■ WRITTEN TASK
Quote the whole listing word for word, please.

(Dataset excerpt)
------------------------------------------------------------------------

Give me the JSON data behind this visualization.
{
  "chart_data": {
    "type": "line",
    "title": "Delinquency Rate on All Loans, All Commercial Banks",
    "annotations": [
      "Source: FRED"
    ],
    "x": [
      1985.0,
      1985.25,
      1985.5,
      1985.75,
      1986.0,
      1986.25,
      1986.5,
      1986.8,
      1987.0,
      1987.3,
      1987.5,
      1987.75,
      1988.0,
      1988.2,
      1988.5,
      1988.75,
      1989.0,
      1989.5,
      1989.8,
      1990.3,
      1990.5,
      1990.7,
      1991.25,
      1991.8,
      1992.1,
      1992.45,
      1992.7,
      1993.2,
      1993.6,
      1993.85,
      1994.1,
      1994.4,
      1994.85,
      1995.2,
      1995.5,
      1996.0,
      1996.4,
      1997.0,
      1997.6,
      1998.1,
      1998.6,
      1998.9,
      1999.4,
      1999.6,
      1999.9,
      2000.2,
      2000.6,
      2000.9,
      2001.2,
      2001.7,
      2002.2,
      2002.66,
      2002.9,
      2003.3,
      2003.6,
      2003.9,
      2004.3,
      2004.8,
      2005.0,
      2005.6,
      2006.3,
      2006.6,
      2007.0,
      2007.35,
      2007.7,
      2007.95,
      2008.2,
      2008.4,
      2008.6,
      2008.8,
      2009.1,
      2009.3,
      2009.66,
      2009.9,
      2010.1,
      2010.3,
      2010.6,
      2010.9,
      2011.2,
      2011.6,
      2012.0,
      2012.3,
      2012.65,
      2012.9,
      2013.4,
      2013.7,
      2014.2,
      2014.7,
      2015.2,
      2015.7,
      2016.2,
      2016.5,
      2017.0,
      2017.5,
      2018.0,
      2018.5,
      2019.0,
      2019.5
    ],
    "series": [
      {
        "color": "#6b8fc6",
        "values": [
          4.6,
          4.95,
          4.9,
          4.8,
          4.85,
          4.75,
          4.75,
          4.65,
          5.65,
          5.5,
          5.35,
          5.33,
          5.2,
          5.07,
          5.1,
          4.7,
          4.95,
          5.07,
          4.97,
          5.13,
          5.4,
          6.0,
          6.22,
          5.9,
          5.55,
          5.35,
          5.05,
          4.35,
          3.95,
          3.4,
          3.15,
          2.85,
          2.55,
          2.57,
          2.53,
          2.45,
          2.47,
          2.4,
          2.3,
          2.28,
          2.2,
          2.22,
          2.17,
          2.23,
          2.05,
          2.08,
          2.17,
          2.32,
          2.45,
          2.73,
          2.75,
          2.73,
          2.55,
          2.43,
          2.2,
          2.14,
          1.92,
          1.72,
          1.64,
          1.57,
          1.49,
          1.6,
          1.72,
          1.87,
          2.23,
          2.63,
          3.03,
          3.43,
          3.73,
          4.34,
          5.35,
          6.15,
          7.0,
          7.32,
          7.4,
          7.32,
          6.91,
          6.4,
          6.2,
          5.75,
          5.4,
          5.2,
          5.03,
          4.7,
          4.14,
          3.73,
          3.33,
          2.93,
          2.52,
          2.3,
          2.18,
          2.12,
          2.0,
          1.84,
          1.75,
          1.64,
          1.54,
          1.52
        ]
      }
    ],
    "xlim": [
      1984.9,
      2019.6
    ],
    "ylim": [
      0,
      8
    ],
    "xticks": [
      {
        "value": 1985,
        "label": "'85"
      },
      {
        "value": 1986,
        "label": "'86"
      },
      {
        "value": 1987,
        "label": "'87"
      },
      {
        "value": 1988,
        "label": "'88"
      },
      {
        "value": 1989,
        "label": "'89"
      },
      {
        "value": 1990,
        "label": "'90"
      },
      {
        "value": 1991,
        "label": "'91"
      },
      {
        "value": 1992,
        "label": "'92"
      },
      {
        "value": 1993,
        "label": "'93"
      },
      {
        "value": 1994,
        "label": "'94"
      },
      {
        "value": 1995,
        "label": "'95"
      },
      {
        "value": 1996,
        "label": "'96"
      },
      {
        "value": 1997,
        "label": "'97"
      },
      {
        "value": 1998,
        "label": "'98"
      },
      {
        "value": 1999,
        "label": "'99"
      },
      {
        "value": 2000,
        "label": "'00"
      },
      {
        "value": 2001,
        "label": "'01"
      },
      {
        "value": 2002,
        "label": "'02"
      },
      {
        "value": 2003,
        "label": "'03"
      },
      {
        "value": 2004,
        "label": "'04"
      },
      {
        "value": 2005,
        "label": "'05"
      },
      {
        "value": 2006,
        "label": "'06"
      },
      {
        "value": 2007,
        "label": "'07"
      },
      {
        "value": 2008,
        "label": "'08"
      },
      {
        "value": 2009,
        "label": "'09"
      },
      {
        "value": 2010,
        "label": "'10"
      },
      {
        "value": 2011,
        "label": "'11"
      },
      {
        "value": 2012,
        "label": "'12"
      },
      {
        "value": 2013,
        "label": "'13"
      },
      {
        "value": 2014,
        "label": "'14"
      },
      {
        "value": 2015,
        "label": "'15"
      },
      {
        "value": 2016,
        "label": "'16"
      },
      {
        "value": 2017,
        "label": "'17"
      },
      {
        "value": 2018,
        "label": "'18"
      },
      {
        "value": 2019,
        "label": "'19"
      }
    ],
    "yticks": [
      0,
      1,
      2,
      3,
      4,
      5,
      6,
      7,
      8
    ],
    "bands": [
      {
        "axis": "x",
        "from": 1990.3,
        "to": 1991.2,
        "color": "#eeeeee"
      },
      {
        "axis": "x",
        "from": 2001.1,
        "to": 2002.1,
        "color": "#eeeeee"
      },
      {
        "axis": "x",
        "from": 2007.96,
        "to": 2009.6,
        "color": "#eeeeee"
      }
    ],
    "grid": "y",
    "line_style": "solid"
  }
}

------------------------------------------------------------------------

■ REPLY TO THE TASK
Give me the JSON data behind this visualization.
{
  "chart_data": {
    "type": "line",
    "title": "Delinquency Rate on All Loans, All Commercial Banks",
    "annotations": [
      "Source: FRED"
    ],
    "x": [
      1985.0,
      1985.25,
      1985.5,
      1985.75,
      1986.0,
      1986.25,
      1986.5,
      1986.8,
      1987.0,
      1987.3,
      1987.5,
      1987.75,
      1988.0,
      1988.2,
      1988.5,
      1988.75,
      1989.0,
      1989.5,
      1989.8,
      1990.3,
      1990.5,
      1990.7,
      1991.25,
      1991.8,
      1992.1,
      1992.45,
      1992.7,
      1993.2,
      1993.6,
      1993.85,
      1994.1,
      1994.4,
      1994.85,
      1995.2,
      1995.5,
      1996.0,
      1996.4,
      1997.0,
      1997.6,
      1998.1,
      1998.6,
      1998.9,
      1999.4,
      1999.6,
      1999.9,
      2000.2,
      2000.6,
      2000.9,
      2001.2,
      2001.7,
      2002.2,
      2002.66,
      2002.9,
      2003.3,
      2003.6,
      2003.9,
      2004.3,
      2004.8,
      2005.0,
      2005.6,
      2006.3,
      2006.6,
      2007.0,
      2007.35,
      2007.7,
      2007.95,
      2008.2,
      2008.4,
      2008.6,
      2008.8,
      2009.1,
      2009.3,
      2009.66,
      2009.9,
      2010.1,
      2010.3,
      2010.6,
      2010.9,
      2011.2,
      2011.6,
      2012.0,
      2012.3,
      2012.65,
      2012.9,
      2013.4,
      2013.7,
      2014.2,
      2014.7,
      2015.2,
      2015.7,
      2016.2,
      2016.5,
      2017.0,
      2017.5,
      2018.0,
      2018.5,
      2019.0,
      2019.5
    ],
    "series": [
      {
        "color": "#6b8fc6",
        "values": [
          4.6,
          4.95,
          4.9,
          4.8,
          4.85,
          4.75,
          4.75,
          4.65,
          5.65,
          5.5,
          5.35,
          5.33,
          5.2,
          5.07,
          5.1,
          4.7,
          4.95,
          5.07,
          4.97,
          5.13,
          5.4,
          6.0,
          6.22,
          5.9,
          5.55,
          5.35,
          5.05,
          4.35,
          3.95,
          3.4,
          3.15,
          2.85,
          2.55,
          2.57,
          2.53,
          2.45,
          2.47,
          2.4,
          2.3,
          2.28,
          2.2,
          2.22,
          2.17,
          2.23,
          2.05,
          2.08,
          2.17,
          2.32,
          2.45,
          2.73,
          2.75,
          2.73,
          2.55,
          2.43,
          2.2,
          2.14,
          1.92,
          1.72,
          1.64,
          1.57,
          1.49,
          1.6,
          1.72,
          1.87,
          2.23,
          2.63,
          3.03,
          3.43,
          3.73,
          4.34,
          5.35,
          6.15,
          7.0,
          7.32,
          7.4,
          7.32,
          6.91,
          6.4,
          6.2,
          5.75,
          5.4,
          5.2,
          5.03,
          4.7,
          4.14,
          3.73,
          3.33,
          2.93,
          2.52,
          2.3,
          2.18,
          2.12,
          2.0,
          1.84,
          1.75,
          1.64,
          1.54,
          1.52
        ]
      }
    ],
    "xlim": [
      1984.9,
      2019.6
    ],
    "ylim": [
      0,
      8
    ],
    "xticks": [
      {
        "value": 1985,
        "label": "'85"
      },
      {
        "value": 1986,
        "label": "'86"
      },
      {
        "value": 1987,
        "label": "'87"
      },
      {
        "value": 1988,
        "label": "'88"
      },
      {
        "value": 1989,
        "label": "'89"
      },
      {
        "value": 1990,
        "label": "'90"
      },
      {
        "value": 1991,
        "label": "'91"
      },
      {
        "value": 1992,
        "label": "'92"
      },
      {
        "value": 1993,
        "label": "'93"
      },
      {
        "value": 1994,
        "label": "'94"
      },
      {
        "value": 1995,
        "label": "'95"
      },
      {
        "value": 1996,
        "label": "'96"
      },
      {
        "value": 1997,
        "label": "'97"
      },
      {
        "value": 1998,
        "label": "'98"
      },
      {
        "value": 1999,
        "label": "'99"
      },
      {
        "value": 2000,
        "label": "'00"
      },
      {
        "value": 2001,
        "label": "'01"
      },
      {
        "value": 2002,
        "label": "'02"
      },
      {
        "value": 2003,
        "label": "'03"
      },
      {
        "value": 2004,
        "label": "'04"
      },
      {
        "value": 2005,
        "label": "'05"
      },
      {
        "value": 2006,
        "label": "'06"
      },
      {
        "value": 2007,
        "label": "'07"
      },
      {
        "value": 2008,
        "label": "'08"
      },
      {
        "value": 2009,
        "label": "'09"
      },
      {
        "value": 2010,
        "label": "'10"
      },
      {
        "value": 2011,
        "label": "'11"
      },
      {
        "value": 2012,
        "label": "'12"
      },
      {
        "value": 2013,
        "label": "'13"
      },
      {
        "value": 2014,
        "label": "'14"
      },
      {
        "value": 2015,
        "label": "'15"
      },
      {
        "value": 2016,
        "label": "'16"
      },
      {
        "value": 2017,
        "label": "'17"
      },
      {
        "value": 2018,
        "label": "'18"
      },
      {
        "value": 2019,
        "label": "'19"
      }
    ],
    "yticks": [
      0,
      1,
      2,
      3,
      4,
      5,
      6,
      7,
      8
    ],
    "bands": [
      {
        "axis": "x",
        "from": 1990.3,
        "to": 1991.2,
        "color": "#eeeeee"
      },
      {
        "axis": "x",
        "from": 2001.1,
        "to": 2002.1,
        "color": "#eeeeee"
      },
      {
        "axis": "x",
        "from": 2007.96,
        "to": 2009.6,
        "color": "#eeeeee"
      }
    ],
    "grid": "y",
    "line_style": "solid"
  }
}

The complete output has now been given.